→ **Records shown**:
__________________________________________________
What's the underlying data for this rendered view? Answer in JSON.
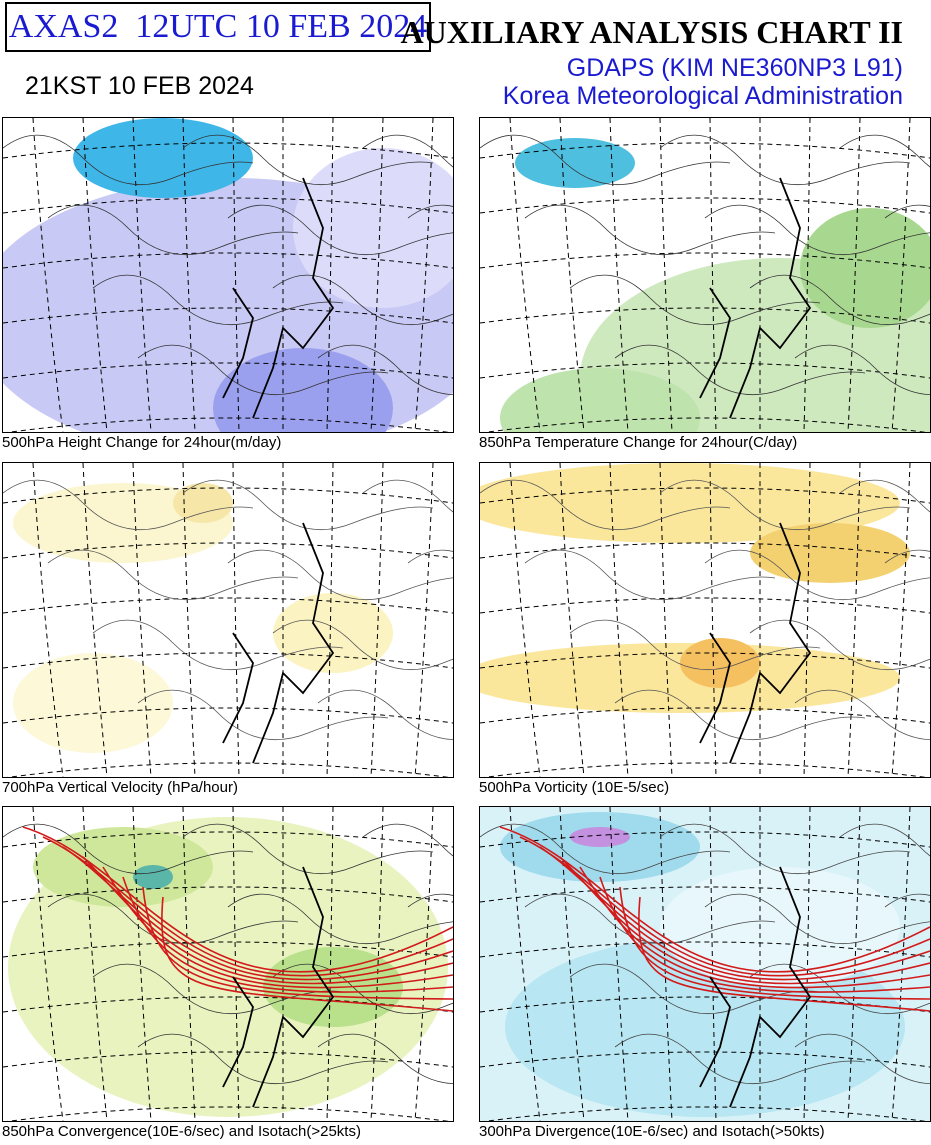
{
  "header": {
    "run_box": "AXAS2  12UTC 10 FEB 2024",
    "title": "AUXILIARY ANALYSIS CHART II",
    "model": "GDAPS (KIM NE360NP3 L91)",
    "agency": "Korea Meteorological Administration",
    "local_time": "21KST 10 FEB 2024"
  },
  "panels": [
    {
      "caption": "500hPa Height Change for 24hour(m/day)"
    },
    {
      "caption": "850hPa Temperature Change for 24hour(C/day)"
    },
    {
      "caption": "700hPa Vertical Velocity (hPa/hour)"
    },
    {
      "caption": "500hPa Vorticity (10E-5/sec)"
    },
    {
      "caption": "850hPa Convergence(10E-6/sec) and Isotach(>25kts)"
    },
    {
      "caption": "300hPa Divergence(10E-6/sec) and Isotach(>50kts)"
    }
  ]
}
__________________________________________________
→ **What you have to do**:
Set down all the data again exactly as above, pictures excluded.

→ **Answer to the problem**:
What's the underlying data for this rendered view? Answer in JSON.
{
  "header": {
    "run_box": "AXAS2  12UTC 10 FEB 2024",
    "title": "AUXILIARY ANALYSIS CHART II",
    "model": "GDAPS (KIM NE360NP3 L91)",
    "agency": "Korea Meteorological Administration",
    "local_time": "21KST 10 FEB 2024"
  },
  "panels": [
    {
      "caption": "500hPa Height Change for 24hour(m/day)"
    },
    {
      "caption": "850hPa Temperature Change for 24hour(C/day)"
    },
    {
      "caption": "700hPa Vertical Velocity (hPa/hour)"
    },
    {
      "caption": "500hPa Vorticity (10E-5/sec)"
    },
    {
      "caption": "850hPa Convergence(10E-6/sec) and Isotach(>25kts)"
    },
    {
      "caption": "300hPa Divergence(10E-6/sec) and Isotach(>50kts)"
    }
  ]
}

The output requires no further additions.